• **WHAT IS ASKED**
Set out every line of the data below as a numbered list, skipping any blank lines.

• **EXERCISE DATA**
-- begin --

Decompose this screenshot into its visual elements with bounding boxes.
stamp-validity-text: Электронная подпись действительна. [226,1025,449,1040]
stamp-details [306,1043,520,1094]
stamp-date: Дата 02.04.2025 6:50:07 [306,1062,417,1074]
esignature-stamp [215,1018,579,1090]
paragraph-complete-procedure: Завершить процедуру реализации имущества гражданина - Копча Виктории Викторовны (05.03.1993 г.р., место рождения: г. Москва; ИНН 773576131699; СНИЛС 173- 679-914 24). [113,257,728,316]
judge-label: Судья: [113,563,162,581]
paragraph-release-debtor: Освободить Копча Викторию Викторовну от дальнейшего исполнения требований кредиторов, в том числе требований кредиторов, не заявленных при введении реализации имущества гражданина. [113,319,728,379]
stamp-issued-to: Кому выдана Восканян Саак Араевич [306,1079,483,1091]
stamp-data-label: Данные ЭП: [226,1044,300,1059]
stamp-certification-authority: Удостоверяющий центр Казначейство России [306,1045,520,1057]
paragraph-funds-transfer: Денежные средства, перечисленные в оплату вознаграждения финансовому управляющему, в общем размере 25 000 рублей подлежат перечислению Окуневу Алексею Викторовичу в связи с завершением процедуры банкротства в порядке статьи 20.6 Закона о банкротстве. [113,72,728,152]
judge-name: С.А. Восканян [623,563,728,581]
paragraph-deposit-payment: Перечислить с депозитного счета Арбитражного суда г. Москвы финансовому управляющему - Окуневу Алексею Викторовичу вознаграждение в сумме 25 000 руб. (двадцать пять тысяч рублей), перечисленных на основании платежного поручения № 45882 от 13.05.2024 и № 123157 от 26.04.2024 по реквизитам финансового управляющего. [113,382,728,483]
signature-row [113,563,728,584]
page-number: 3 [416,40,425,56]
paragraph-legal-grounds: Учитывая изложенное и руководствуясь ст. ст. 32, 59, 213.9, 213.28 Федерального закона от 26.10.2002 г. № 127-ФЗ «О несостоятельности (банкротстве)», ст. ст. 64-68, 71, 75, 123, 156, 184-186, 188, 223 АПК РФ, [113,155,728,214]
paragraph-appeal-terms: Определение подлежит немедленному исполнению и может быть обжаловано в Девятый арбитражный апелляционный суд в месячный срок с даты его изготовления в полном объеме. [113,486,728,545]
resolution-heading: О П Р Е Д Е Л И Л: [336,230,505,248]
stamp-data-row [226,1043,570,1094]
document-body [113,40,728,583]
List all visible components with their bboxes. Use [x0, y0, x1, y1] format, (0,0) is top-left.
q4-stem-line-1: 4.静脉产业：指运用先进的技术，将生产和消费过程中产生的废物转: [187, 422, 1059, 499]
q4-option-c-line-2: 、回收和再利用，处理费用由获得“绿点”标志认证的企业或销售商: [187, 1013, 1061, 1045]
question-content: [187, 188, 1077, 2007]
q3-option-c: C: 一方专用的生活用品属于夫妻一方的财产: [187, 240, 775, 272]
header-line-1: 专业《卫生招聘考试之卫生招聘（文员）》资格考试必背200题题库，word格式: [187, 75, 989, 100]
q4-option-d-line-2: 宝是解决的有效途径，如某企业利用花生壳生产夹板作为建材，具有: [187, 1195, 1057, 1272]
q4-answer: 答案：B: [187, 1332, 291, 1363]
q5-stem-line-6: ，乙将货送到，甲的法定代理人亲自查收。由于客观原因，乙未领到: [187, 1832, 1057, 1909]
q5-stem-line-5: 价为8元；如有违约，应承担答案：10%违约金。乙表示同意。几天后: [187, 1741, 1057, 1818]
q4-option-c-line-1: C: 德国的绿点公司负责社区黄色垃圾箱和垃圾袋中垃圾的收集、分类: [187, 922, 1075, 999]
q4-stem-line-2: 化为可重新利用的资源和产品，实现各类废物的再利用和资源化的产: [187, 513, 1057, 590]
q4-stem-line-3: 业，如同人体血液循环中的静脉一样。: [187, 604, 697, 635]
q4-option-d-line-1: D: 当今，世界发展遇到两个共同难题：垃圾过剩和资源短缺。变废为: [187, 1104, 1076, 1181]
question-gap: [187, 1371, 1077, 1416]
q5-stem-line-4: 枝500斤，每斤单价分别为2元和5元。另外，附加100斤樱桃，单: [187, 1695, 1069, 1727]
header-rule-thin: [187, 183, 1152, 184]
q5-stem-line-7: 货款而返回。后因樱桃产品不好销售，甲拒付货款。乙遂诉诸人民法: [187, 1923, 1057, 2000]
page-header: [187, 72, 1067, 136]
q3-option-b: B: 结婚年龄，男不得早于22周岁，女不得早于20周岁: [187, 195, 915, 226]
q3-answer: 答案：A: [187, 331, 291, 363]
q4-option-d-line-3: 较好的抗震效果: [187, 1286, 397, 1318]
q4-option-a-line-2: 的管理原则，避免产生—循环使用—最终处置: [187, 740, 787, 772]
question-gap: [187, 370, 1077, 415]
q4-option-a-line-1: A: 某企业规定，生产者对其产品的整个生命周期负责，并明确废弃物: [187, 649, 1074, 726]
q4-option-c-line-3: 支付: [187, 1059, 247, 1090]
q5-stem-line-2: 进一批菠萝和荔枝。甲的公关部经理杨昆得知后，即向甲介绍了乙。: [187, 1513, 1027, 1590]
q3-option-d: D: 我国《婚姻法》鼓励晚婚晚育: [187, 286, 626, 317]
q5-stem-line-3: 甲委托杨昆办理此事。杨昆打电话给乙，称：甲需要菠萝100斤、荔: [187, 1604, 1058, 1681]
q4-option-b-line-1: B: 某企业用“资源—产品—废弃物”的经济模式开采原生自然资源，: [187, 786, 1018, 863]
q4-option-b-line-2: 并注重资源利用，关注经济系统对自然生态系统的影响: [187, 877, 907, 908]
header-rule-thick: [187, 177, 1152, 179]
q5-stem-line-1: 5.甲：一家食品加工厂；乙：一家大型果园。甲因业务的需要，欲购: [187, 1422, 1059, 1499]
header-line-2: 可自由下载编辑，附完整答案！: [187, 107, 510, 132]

-- end --

• **RESULT**
1. Decompose this screenshot into its visual elements with bounding boxes.
2. stamp-validity-text: Электронная подпись действительна. [226,1025,449,1040]
3. stamp-details [306,1043,520,1094]
4. stamp-date: Дата 02.04.2025 6:50:07 [306,1062,417,1074]
5. esignature-stamp [215,1018,579,1090]
6. paragraph-complete-procedure: Завершить процедуру реализации имущества гражданина - Копча Виктории Викторовны (05.03.1993 г.р., место рождения: г. Москва; ИНН 773576131699; СНИЛС 173- 679-914 24). [113,257,728,316]
7. judge-label: Судья: [113,563,162,581]
8. paragraph-release-debtor: Освободить Копча Викторию Викторовну от дальнейшего исполнения требований кредиторов, в том числе требований кредиторов, не заявленных при введении реализации имущества гражданина. [113,319,728,379]
9. stamp-issued-to: Кому выдана Восканян Саак Араевич [306,1079,483,1091]
10. stamp-data-label: Данные ЭП: [226,1044,300,1059]
11. stamp-certification-authority: Удостоверяющий центр Казначейство России [306,1045,520,1057]
12. paragraph-funds-transfer: Денежные средства, перечисленные в оплату вознаграждения финансовому управляющему, в общем размере 25 000 рублей подлежат перечислению Окуневу Алексею Викторовичу в связи с завершением процедуры банкротства в порядке статьи 20.6 Закона о банкротстве. [113,72,728,152]
13. judge-name: С.А. Восканян [623,563,728,581]
14. paragraph-deposit-payment: Перечислить с депозитного счета Арбитражного суда г. Москвы финансовому управляющему - Окуневу Алексею Викторовичу вознаграждение в сумме 25 000 руб. (двадцать пять тысяч рублей), перечисленных на основании платежного поручения № 45882 от 13.05.2024 и № 123157 от 26.04.2024 по реквизитам финансового управляющего. [113,382,728,483]
15. signature-row [113,563,728,584]
16. page-number: 3 [416,40,425,56]
17. paragraph-legal-grounds: Учитывая изложенное и руководствуясь ст. ст. 32, 59, 213.9, 213.28 Федерального закона от 26.10.2002 г. № 127-ФЗ «О несостоятельности (банкротстве)», ст. ст. 64-68, 71, 75, 123, 156, 184-186, 188, 223 АПК РФ, [113,155,728,214]
18. paragraph-appeal-terms: Определение подлежит немедленному исполнению и может быть обжаловано в Девятый арбитражный апелляционный суд в месячный срок с даты его изготовления в полном объеме. [113,486,728,545]
19. resolution-heading: О П Р Е Д Е Л И Л: [336,230,505,248]
20. stamp-data-row [226,1043,570,1094]
21. document-body [113,40,728,583]
22. List all visible components with their bboxes. Use [x0, y0, x1, y1] format, (0,0) is top-left.
23. q4-stem-line-1: 4.静脉产业：指运用先进的技术，将生产和消费过程中产生的废物转: [187, 422, 1059, 499]
24. q4-option-c-line-2: 、回收和再利用，处理费用由获得“绿点”标志认证的企业或销售商: [187, 1013, 1061, 1045]
25. question-content: [187, 188, 1077, 2007]
26. q3-option-c: C: 一方专用的生活用品属于夫妻一方的财产: [187, 240, 775, 272]
27. header-line-1: 专业《卫生招聘考试之卫生招聘（文员）》资格考试必背200题题库，word格式: [187, 75, 989, 100]
28. q4-option-d-line-2: 宝是解决的有效途径，如某企业利用花生壳生产夹板作为建材，具有: [187, 1195, 1057, 1272]
29. q4-answer: 答案：B: [187, 1332, 291, 1363]
30. q5-stem-line-6: ，乙将货送到，甲的法定代理人亲自查收。由于客观原因，乙未领到: [187, 1832, 1057, 1909]
31. q5-stem-line-5: 价为8元；如有违约，应承担答案：10%违约金。乙表示同意。几天后: [187, 1741, 1057, 1818]
32. q4-option-c-line-1: C: 德国的绿点公司负责社区黄色垃圾箱和垃圾袋中垃圾的收集、分类: [187, 922, 1075, 999]
33. q4-stem-line-2: 化为可重新利用的资源和产品，实现各类废物的再利用和资源化的产: [187, 513, 1057, 590]
34. q4-stem-line-3: 业，如同人体血液循环中的静脉一样。: [187, 604, 697, 635]
35. q4-option-d-line-1: D: 当今，世界发展遇到两个共同难题：垃圾过剩和资源短缺。变废为: [187, 1104, 1076, 1181]
36. question-gap: [187, 1371, 1077, 1416]
37. q5-stem-line-4: 枝500斤，每斤单价分别为2元和5元。另外，附加100斤樱桃，单: [187, 1695, 1069, 1727]
38. header-rule-thin: [187, 183, 1152, 184]
39. q5-stem-line-7: 货款而返回。后因樱桃产品不好销售，甲拒付货款。乙遂诉诸人民法: [187, 1923, 1057, 2000]
40. page-header: [187, 72, 1067, 136]
41. q3-option-b: B: 结婚年龄，男不得早于22周岁，女不得早于20周岁: [187, 195, 915, 226]
42. q3-answer: 答案：A: [187, 331, 291, 363]
43. q4-option-d-line-3: 较好的抗震效果: [187, 1286, 397, 1318]
44. q4-option-a-line-2: 的管理原则，避免产生—循环使用—最终处置: [187, 740, 787, 772]
45. question-gap: [187, 370, 1077, 415]
46. q4-option-a-line-1: A: 某企业规定，生产者对其产品的整个生命周期负责，并明确废弃物: [187, 649, 1074, 726]
47. q4-option-c-line-3: 支付: [187, 1059, 247, 1090]
48. q5-stem-line-2: 进一批菠萝和荔枝。甲的公关部经理杨昆得知后，即向甲介绍了乙。: [187, 1513, 1027, 1590]
49. q3-option-d: D: 我国《婚姻法》鼓励晚婚晚育: [187, 286, 626, 317]
50. q5-stem-line-3: 甲委托杨昆办理此事。杨昆打电话给乙，称：甲需要菠萝100斤、荔: [187, 1604, 1058, 1681]
51. q4-option-b-line-1: B: 某企业用“资源—产品—废弃物”的经济模式开采原生自然资源，: [187, 786, 1018, 863]
52. q4-option-b-line-2: 并注重资源利用，关注经济系统对自然生态系统的影响: [187, 877, 907, 908]
53. header-rule-thick: [187, 177, 1152, 179]
54. q5-stem-line-1: 5.甲：一家食品加工厂；乙：一家大型果园。甲因业务的需要，欲购: [187, 1422, 1059, 1499]
55. header-line-2: 可自由下载编辑，附完整答案！: [187, 107, 510, 132]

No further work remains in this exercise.